[Source records]
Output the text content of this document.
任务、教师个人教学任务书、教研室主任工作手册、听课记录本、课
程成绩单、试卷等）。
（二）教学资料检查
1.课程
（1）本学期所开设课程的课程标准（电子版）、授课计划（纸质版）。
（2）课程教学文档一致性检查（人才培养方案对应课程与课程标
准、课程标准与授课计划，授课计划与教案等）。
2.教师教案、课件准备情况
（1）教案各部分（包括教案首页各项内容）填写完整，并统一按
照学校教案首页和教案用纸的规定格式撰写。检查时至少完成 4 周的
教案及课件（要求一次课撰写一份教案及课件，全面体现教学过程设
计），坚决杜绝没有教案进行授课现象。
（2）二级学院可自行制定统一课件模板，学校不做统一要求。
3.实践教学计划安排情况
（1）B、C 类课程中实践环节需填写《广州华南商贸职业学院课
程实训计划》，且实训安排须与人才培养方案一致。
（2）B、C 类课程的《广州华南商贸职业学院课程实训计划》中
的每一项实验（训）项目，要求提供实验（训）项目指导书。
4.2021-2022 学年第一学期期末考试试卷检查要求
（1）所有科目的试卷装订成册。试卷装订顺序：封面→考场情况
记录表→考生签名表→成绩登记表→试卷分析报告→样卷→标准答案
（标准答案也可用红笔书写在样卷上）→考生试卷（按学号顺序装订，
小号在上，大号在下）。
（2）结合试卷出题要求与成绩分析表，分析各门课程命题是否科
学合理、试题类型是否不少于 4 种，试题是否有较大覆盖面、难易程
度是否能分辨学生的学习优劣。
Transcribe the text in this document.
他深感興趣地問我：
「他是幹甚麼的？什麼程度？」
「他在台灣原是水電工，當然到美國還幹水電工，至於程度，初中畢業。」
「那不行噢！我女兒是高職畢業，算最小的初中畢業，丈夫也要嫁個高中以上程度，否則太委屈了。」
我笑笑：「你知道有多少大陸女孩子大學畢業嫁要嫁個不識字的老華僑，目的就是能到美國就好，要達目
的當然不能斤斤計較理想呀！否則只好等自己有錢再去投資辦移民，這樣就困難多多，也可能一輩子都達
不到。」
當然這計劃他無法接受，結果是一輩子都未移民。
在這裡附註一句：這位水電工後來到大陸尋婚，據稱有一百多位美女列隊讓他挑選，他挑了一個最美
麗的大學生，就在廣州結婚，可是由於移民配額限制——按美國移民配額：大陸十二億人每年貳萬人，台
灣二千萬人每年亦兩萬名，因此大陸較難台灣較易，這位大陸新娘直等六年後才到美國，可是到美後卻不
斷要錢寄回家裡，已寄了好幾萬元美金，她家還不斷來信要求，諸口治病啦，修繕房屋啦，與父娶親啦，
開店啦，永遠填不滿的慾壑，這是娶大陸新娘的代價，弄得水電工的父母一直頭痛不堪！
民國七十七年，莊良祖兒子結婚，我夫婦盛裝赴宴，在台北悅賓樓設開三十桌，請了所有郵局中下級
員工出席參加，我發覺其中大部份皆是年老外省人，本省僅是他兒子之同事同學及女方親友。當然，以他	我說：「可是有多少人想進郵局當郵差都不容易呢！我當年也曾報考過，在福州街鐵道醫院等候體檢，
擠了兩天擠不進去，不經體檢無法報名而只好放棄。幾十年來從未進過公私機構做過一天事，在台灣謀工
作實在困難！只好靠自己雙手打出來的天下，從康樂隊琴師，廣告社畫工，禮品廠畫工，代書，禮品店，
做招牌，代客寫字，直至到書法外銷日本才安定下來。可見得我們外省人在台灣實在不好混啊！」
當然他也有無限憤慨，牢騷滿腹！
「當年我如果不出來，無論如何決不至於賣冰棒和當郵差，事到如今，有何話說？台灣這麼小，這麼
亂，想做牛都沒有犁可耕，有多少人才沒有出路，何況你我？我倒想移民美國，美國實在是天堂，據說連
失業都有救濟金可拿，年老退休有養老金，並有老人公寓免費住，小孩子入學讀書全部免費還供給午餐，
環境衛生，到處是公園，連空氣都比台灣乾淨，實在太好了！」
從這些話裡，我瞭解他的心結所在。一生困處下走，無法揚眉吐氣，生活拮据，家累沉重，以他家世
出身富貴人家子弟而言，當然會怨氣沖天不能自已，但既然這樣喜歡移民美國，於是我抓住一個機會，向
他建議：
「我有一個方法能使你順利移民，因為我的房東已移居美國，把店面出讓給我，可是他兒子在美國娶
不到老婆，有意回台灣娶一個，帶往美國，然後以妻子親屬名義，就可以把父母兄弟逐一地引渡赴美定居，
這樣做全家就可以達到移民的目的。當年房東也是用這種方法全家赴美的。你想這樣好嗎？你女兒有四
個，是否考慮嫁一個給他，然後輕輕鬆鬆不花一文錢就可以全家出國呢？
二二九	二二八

_GIVEN REQUEST_:
Repeat all of the records above exactly as written.

_EXERCISE OUTPUT_:
Output the text content of this document.
任务、教师个人教学任务书、教研室主任工作手册、听课记录本、课
程成绩单、试卷等）。
（二）教学资料检查
1.课程
（1）本学期所开设课程的课程标准（电子版）、授课计划（纸质版）。
（2）课程教学文档一致性检查（人才培养方案对应课程与课程标
准、课程标准与授课计划，授课计划与教案等）。
2.教师教案、课件准备情况
（1）教案各部分（包括教案首页各项内容）填写完整，并统一按
照学校教案首页和教案用纸的规定格式撰写。检查时至少完成 4 周的
教案及课件（要求一次课撰写一份教案及课件，全面体现教学过程设
计），坚决杜绝没有教案进行授课现象。
（2）二级学院可自行制定统一课件模板，学校不做统一要求。
3.实践教学计划安排情况
（1）B、C 类课程中实践环节需填写《广州华南商贸职业学院课
程实训计划》，且实训安排须与人才培养方案一致。
（2）B、C 类课程的《广州华南商贸职业学院课程实训计划》中
的每一项实验（训）项目，要求提供实验（训）项目指导书。
4.2021-2022 学年第一学期期末考试试卷检查要求
（1）所有科目的试卷装订成册。试卷装订顺序：封面→考场情况
记录表→考生签名表→成绩登记表→试卷分析报告→样卷→标准答案
（标准答案也可用红笔书写在样卷上）→考生试卷（按学号顺序装订，
小号在上，大号在下）。
（2）结合试卷出题要求与成绩分析表，分析各门课程命题是否科
学合理、试题类型是否不少于 4 种，试题是否有较大覆盖面、难易程
度是否能分辨学生的学习优劣。
Transcribe the text in this document.
他深感興趣地問我：
「他是幹甚麼的？什麼程度？」
「他在台灣原是水電工，當然到美國還幹水電工，至於程度，初中畢業。」
「那不行噢！我女兒是高職畢業，算最小的初中畢業，丈夫也要嫁個高中以上程度，否則太委屈了。」
我笑笑：「你知道有多少大陸女孩子大學畢業嫁要嫁個不識字的老華僑，目的就是能到美國就好，要達目
的當然不能斤斤計較理想呀！否則只好等自己有錢再去投資辦移民，這樣就困難多多，也可能一輩子都達
不到。」
當然這計劃他無法接受，結果是一輩子都未移民。
在這裡附註一句：這位水電工後來到大陸尋婚，據稱有一百多位美女列隊讓他挑選，他挑了一個最美
麗的大學生，就在廣州結婚，可是由於移民配額限制——按美國移民配額：大陸十二億人每年貳萬人，台
灣二千萬人每年亦兩萬名，因此大陸較難台灣較易，這位大陸新娘直等六年後才到美國，可是到美後卻不
斷要錢寄回家裡，已寄了好幾萬元美金，她家還不斷來信要求，諸口治病啦，修繕房屋啦，與父娶親啦，
開店啦，永遠填不滿的慾壑，這是娶大陸新娘的代價，弄得水電工的父母一直頭痛不堪！
民國七十七年，莊良祖兒子結婚，我夫婦盛裝赴宴，在台北悅賓樓設開三十桌，請了所有郵局中下級
員工出席參加，我發覺其中大部份皆是年老外省人，本省僅是他兒子之同事同學及女方親友。當然，以他	我說：「可是有多少人想進郵局當郵差都不容易呢！我當年也曾報考過，在福州街鐵道醫院等候體檢，
擠了兩天擠不進去，不經體檢無法報名而只好放棄。幾十年來從未進過公私機構做過一天事，在台灣謀工
作實在困難！只好靠自己雙手打出來的天下，從康樂隊琴師，廣告社畫工，禮品廠畫工，代書，禮品店，
做招牌，代客寫字，直至到書法外銷日本才安定下來。可見得我們外省人在台灣實在不好混啊！」
當然他也有無限憤慨，牢騷滿腹！
「當年我如果不出來，無論如何決不至於賣冰棒和當郵差，事到如今，有何話說？台灣這麼小，這麼
亂，想做牛都沒有犁可耕，有多少人才沒有出路，何況你我？我倒想移民美國，美國實在是天堂，據說連
失業都有救濟金可拿，年老退休有養老金，並有老人公寓免費住，小孩子入學讀書全部免費還供給午餐，
環境衛生，到處是公園，連空氣都比台灣乾淨，實在太好了！」
從這些話裡，我瞭解他的心結所在。一生困處下走，無法揚眉吐氣，生活拮据，家累沉重，以他家世
出身富貴人家子弟而言，當然會怨氣沖天不能自已，但既然這樣喜歡移民美國，於是我抓住一個機會，向
他建議：
「我有一個方法能使你順利移民，因為我的房東已移居美國，把店面出讓給我，可是他兒子在美國娶
不到老婆，有意回台灣娶一個，帶往美國，然後以妻子親屬名義，就可以把父母兄弟逐一地引渡赴美定居，
這樣做全家就可以達到移民的目的。當年房東也是用這種方法全家赴美的。你想這樣好嗎？你女兒有四
個，是否考慮嫁一個給他，然後輕輕鬆鬆不花一文錢就可以全家出國呢？
二二九	二二八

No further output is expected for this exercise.